Data items
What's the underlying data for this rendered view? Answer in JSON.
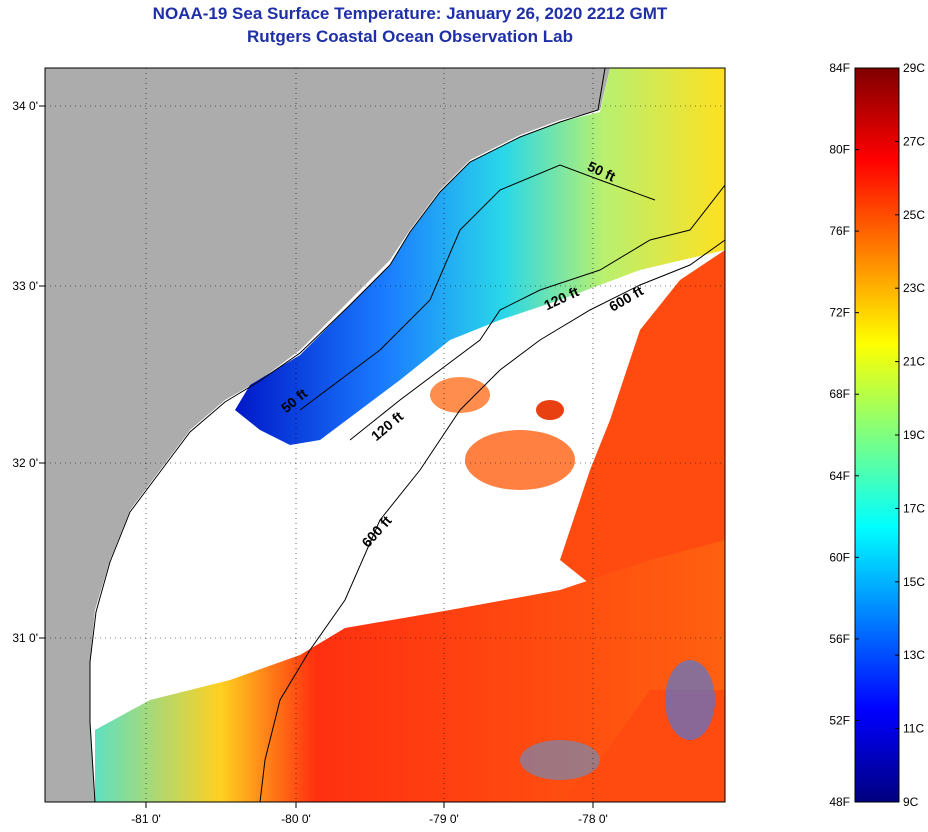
{
  "title": {
    "line1": "NOAA-19 Sea Surface Temperature:  January 26, 2020 2212 GMT",
    "line2": "Rutgers Coastal Ocean Observation Lab"
  },
  "map": {
    "lat_ticks": [
      "34 0'",
      "33 0'",
      "32 0'",
      "31 0'"
    ],
    "lon_ticks": [
      "-81 0'",
      "-80 0'",
      "-79 0'",
      "-78 0'"
    ],
    "contour_labels": [
      "50 ft",
      "120 ft",
      "600 ft",
      "50 ft",
      "120 ft",
      "600 ft"
    ],
    "colors": {
      "land": "#acacac",
      "cloud": "#ffffff"
    }
  },
  "colorbar": {
    "fahrenheit": [
      "84F",
      "80F",
      "76F",
      "72F",
      "68F",
      "64F",
      "60F",
      "56F",
      "52F",
      "48F"
    ],
    "celsius": [
      "29C",
      "27C",
      "25C",
      "23C",
      "21C",
      "19C",
      "17C",
      "15C",
      "13C",
      "11C",
      "9C"
    ],
    "gradient": [
      "#00007f",
      "#0000ff",
      "#007fff",
      "#00ffff",
      "#7fff7f",
      "#ffff00",
      "#ff7f00",
      "#ff0000",
      "#7f0000"
    ]
  }
}
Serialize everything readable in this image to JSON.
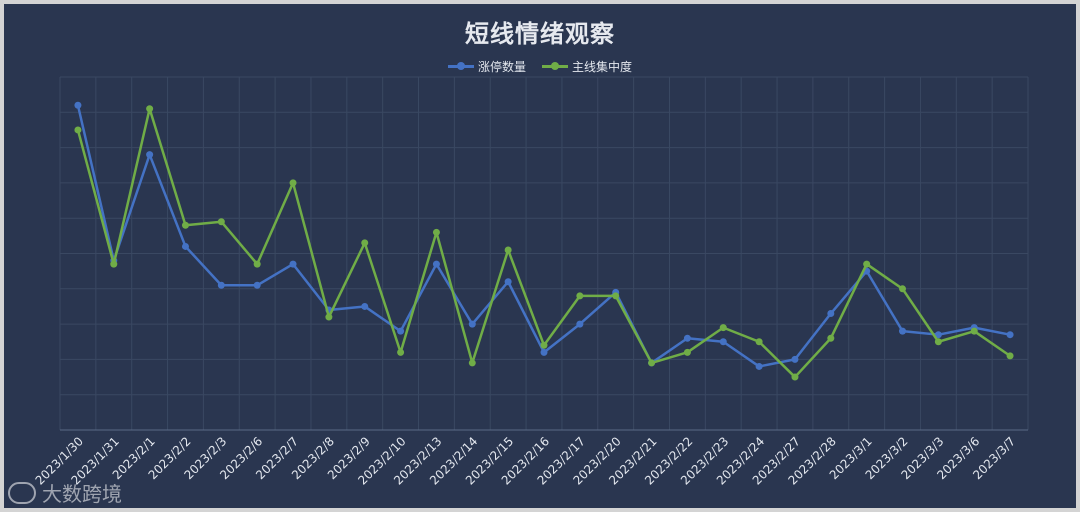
{
  "chart_data": {
    "type": "line",
    "title": "短线情绪观察",
    "categories": [
      "2023/1/30",
      "2023/1/31",
      "2023/2/1",
      "2023/2/2",
      "2023/2/3",
      "2023/2/6",
      "2023/2/7",
      "2023/2/8",
      "2023/2/9",
      "2023/2/10",
      "2023/2/13",
      "2023/2/14",
      "2023/2/15",
      "2023/2/16",
      "2023/2/17",
      "2023/2/20",
      "2023/2/21",
      "2023/2/22",
      "2023/2/23",
      "2023/2/24",
      "2023/2/27",
      "2023/2/28",
      "2023/3/1",
      "2023/3/2",
      "2023/3/3",
      "2023/3/6",
      "2023/3/7"
    ],
    "series": [
      {
        "name": "涨停数量",
        "color": "#4472c4",
        "values": [
          9.2,
          4.8,
          7.8,
          5.2,
          4.1,
          4.1,
          4.7,
          3.4,
          3.5,
          2.8,
          4.7,
          3.0,
          4.2,
          2.2,
          3.0,
          3.9,
          1.9,
          2.6,
          2.5,
          1.8,
          2.0,
          3.3,
          4.5,
          2.8,
          2.7,
          2.9,
          2.7
        ]
      },
      {
        "name": "主线集中度",
        "color": "#70ad47",
        "values": [
          8.5,
          4.7,
          9.1,
          5.8,
          5.9,
          4.7,
          7.0,
          3.2,
          5.3,
          2.2,
          5.6,
          1.9,
          5.1,
          2.4,
          3.8,
          3.8,
          1.9,
          2.2,
          2.9,
          2.5,
          1.5,
          2.6,
          4.7,
          4.0,
          2.5,
          2.8,
          2.1
        ]
      }
    ],
    "ylim": [
      0,
      10
    ],
    "grid": true,
    "legend": "top-center",
    "ytick_labels": false
  },
  "watermark": "大数跨境"
}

**What you should do:** Pictures stay out; repeat all the rest of the records exactly.

**Completed task:**
What's the underlying data for this rendered view? Answer in JSON.
{
  "title": {
    "line1": "NOAA-19 Sea Surface Temperature:  January 26, 2020 2212 GMT",
    "line2": "Rutgers Coastal Ocean Observation Lab"
  },
  "map": {
    "lat_ticks": [
      "34 0'",
      "33 0'",
      "32 0'",
      "31 0'"
    ],
    "lon_ticks": [
      "-81 0'",
      "-80 0'",
      "-79 0'",
      "-78 0'"
    ],
    "contour_labels": [
      "50 ft",
      "120 ft",
      "600 ft",
      "50 ft",
      "120 ft",
      "600 ft"
    ],
    "colors": {
      "land": "#acacac",
      "cloud": "#ffffff"
    }
  },
  "colorbar": {
    "fahrenheit": [
      "84F",
      "80F",
      "76F",
      "72F",
      "68F",
      "64F",
      "60F",
      "56F",
      "52F",
      "48F"
    ],
    "celsius": [
      "29C",
      "27C",
      "25C",
      "23C",
      "21C",
      "19C",
      "17C",
      "15C",
      "13C",
      "11C",
      "9C"
    ],
    "gradient": [
      "#00007f",
      "#0000ff",
      "#007fff",
      "#00ffff",
      "#7fff7f",
      "#ffff00",
      "#ff7f00",
      "#ff0000",
      "#7f0000"
    ]
  }
}
Serialize everything readable in this image to JSON.
{
  "chart_data": {
    "type": "line",
    "title": "短线情绪观察",
    "categories": [
      "2023/1/30",
      "2023/1/31",
      "2023/2/1",
      "2023/2/2",
      "2023/2/3",
      "2023/2/6",
      "2023/2/7",
      "2023/2/8",
      "2023/2/9",
      "2023/2/10",
      "2023/2/13",
      "2023/2/14",
      "2023/2/15",
      "2023/2/16",
      "2023/2/17",
      "2023/2/20",
      "2023/2/21",
      "2023/2/22",
      "2023/2/23",
      "2023/2/24",
      "2023/2/27",
      "2023/2/28",
      "2023/3/1",
      "2023/3/2",
      "2023/3/3",
      "2023/3/6",
      "2023/3/7"
    ],
    "series": [
      {
        "name": "涨停数量",
        "color": "#4472c4",
        "values": [
          9.2,
          4.8,
          7.8,
          5.2,
          4.1,
          4.1,
          4.7,
          3.4,
          3.5,
          2.8,
          4.7,
          3.0,
          4.2,
          2.2,
          3.0,
          3.9,
          1.9,
          2.6,
          2.5,
          1.8,
          2.0,
          3.3,
          4.5,
          2.8,
          2.7,
          2.9,
          2.7
        ]
      },
      {
        "name": "主线集中度",
        "color": "#70ad47",
        "values": [
          8.5,
          4.7,
          9.1,
          5.8,
          5.9,
          4.7,
          7.0,
          3.2,
          5.3,
          2.2,
          5.6,
          1.9,
          5.1,
          2.4,
          3.8,
          3.8,
          1.9,
          2.2,
          2.9,
          2.5,
          1.5,
          2.6,
          4.7,
          4.0,
          2.5,
          2.8,
          2.1
        ]
      }
    ],
    "ylim": [
      0,
      10
    ],
    "grid": true,
    "legend": "top-center",
    "ytick_labels": false
  },
  "watermark": "大数跨境"
}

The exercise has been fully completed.